── ROWS ──
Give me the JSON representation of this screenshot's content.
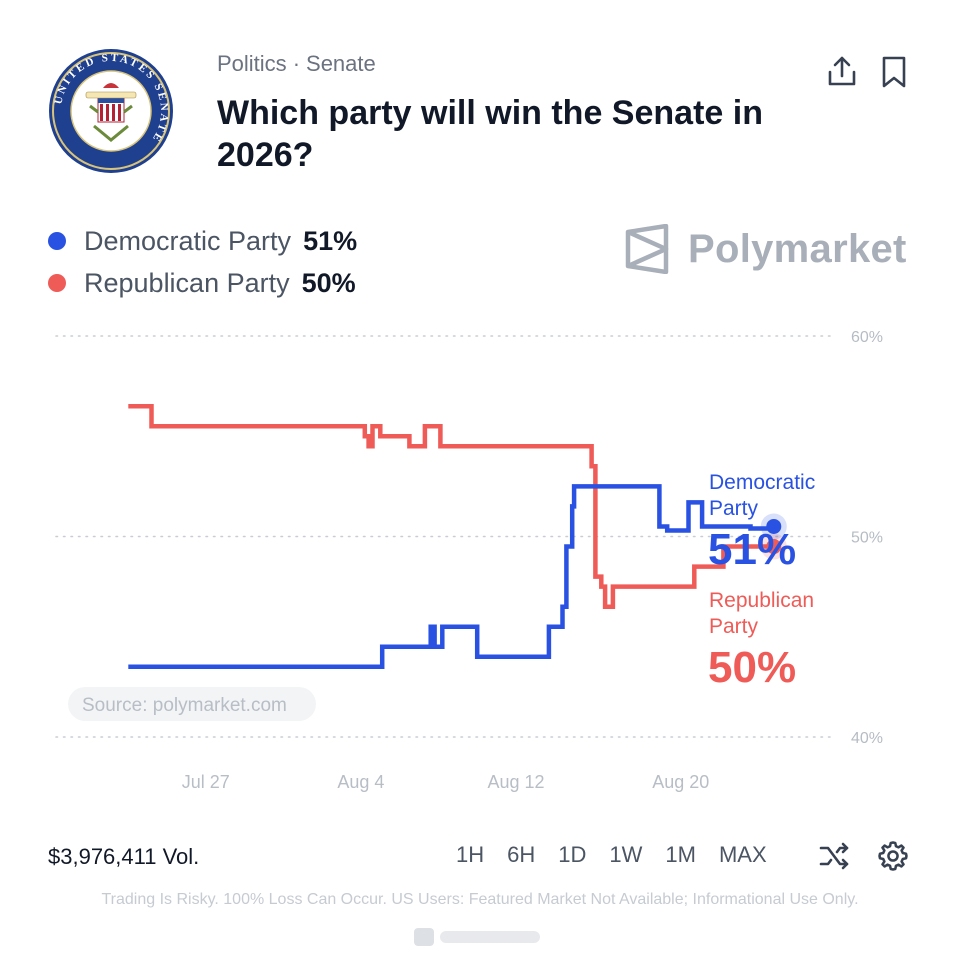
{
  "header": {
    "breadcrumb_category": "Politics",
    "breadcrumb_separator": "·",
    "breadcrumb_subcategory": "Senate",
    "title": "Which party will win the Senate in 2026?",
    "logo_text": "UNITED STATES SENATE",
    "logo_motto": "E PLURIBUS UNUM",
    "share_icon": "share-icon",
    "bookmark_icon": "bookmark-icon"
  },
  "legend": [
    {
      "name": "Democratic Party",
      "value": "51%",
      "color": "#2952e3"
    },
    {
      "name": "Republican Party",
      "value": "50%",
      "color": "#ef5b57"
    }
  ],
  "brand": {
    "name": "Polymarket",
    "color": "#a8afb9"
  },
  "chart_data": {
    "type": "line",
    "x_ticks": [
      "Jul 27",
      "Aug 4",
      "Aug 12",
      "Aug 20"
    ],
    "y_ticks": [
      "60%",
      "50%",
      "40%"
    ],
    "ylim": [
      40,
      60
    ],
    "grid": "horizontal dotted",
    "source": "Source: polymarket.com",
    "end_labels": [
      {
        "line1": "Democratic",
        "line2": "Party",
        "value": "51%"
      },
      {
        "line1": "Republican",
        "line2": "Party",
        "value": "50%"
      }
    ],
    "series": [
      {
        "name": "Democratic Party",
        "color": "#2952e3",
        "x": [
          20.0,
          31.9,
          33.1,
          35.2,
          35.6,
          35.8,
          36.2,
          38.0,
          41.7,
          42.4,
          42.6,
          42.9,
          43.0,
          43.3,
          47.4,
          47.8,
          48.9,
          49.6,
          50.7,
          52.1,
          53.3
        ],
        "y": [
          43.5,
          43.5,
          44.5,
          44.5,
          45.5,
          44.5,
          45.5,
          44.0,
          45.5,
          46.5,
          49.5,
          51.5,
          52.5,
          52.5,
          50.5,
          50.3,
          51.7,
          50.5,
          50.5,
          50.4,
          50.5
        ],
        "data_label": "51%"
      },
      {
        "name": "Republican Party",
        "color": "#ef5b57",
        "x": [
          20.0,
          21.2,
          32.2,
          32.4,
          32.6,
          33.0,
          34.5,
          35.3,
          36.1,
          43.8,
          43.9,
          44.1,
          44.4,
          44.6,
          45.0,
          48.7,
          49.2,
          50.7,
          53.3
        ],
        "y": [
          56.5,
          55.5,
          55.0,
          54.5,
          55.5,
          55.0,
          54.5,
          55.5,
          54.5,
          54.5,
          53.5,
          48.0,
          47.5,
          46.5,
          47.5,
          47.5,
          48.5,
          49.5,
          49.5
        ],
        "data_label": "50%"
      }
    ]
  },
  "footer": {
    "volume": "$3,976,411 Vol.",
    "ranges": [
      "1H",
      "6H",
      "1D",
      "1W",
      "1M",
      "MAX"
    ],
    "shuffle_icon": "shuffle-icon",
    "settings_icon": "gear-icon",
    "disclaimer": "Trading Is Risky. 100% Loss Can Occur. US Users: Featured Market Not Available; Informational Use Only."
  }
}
───
── ROWS ──
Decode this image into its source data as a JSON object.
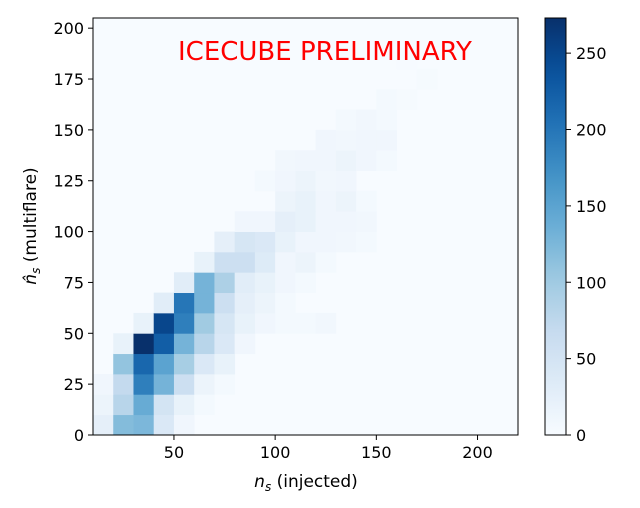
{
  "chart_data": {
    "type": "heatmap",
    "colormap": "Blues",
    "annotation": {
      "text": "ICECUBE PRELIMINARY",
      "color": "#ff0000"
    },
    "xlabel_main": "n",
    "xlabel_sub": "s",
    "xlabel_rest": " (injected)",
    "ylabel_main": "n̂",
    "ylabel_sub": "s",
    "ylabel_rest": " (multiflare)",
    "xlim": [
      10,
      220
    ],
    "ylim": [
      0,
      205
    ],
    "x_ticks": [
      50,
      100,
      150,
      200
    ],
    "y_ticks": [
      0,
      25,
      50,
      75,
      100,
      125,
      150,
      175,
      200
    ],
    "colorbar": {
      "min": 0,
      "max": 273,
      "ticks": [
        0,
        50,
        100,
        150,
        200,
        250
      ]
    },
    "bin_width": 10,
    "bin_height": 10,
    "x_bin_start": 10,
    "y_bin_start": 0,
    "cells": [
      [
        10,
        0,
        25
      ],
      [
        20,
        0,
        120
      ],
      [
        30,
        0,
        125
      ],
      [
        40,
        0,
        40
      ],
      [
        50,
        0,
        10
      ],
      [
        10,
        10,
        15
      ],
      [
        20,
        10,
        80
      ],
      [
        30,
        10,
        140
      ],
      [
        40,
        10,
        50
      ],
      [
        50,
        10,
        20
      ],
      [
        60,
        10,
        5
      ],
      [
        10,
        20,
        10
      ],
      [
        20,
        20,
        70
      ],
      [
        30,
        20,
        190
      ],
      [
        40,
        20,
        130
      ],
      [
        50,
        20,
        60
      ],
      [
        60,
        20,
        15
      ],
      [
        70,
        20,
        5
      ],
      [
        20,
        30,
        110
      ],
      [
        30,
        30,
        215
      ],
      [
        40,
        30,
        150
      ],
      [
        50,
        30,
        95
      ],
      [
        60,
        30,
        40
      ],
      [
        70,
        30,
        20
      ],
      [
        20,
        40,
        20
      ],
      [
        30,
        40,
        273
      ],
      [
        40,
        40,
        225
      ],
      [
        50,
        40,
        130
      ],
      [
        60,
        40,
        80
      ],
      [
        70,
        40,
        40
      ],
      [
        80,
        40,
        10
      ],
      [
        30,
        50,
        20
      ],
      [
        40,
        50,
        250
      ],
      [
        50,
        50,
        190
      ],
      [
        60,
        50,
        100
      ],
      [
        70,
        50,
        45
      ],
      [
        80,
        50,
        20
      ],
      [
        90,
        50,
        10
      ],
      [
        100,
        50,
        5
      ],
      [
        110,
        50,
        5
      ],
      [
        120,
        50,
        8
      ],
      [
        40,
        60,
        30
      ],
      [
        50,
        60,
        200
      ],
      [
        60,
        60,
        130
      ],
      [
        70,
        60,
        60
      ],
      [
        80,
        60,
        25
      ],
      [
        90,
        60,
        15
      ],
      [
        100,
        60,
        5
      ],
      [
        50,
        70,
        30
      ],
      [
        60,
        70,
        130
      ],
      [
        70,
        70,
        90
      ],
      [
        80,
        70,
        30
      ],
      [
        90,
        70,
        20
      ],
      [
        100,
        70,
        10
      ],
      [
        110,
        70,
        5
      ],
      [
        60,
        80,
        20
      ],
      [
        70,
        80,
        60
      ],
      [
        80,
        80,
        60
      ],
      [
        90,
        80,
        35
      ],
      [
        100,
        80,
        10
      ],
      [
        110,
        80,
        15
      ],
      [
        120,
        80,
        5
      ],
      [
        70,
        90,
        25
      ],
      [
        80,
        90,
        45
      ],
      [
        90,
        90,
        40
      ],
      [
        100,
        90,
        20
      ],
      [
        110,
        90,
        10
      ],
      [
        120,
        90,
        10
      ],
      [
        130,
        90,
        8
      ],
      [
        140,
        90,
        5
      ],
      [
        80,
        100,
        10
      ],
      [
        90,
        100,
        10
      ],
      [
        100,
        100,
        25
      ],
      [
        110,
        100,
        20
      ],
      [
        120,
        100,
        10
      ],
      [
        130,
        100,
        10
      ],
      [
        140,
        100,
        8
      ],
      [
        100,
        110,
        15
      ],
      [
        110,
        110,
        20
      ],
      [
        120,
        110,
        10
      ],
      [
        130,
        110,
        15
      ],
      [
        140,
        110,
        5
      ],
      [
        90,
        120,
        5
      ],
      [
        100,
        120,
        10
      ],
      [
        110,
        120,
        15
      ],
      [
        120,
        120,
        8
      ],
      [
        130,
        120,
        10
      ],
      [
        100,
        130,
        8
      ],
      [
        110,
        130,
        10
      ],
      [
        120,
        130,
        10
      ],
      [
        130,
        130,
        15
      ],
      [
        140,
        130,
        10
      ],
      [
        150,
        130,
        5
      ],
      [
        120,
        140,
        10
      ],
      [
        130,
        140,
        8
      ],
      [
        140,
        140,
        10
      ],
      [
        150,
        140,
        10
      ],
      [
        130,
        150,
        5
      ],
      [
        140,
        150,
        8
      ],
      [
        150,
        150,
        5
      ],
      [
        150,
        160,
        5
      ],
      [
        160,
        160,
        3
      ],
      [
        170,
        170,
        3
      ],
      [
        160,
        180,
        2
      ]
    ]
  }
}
───
### WHAT THE TASK REQUIRES
Copy every line in the listing above where the string "icon" turns up.

### FULL SOLUTION
    "share_icon": "share-icon",
    "bookmark_icon": "bookmark-icon"
    "shuffle_icon": "shuffle-icon",
    "settings_icon": "gear-icon",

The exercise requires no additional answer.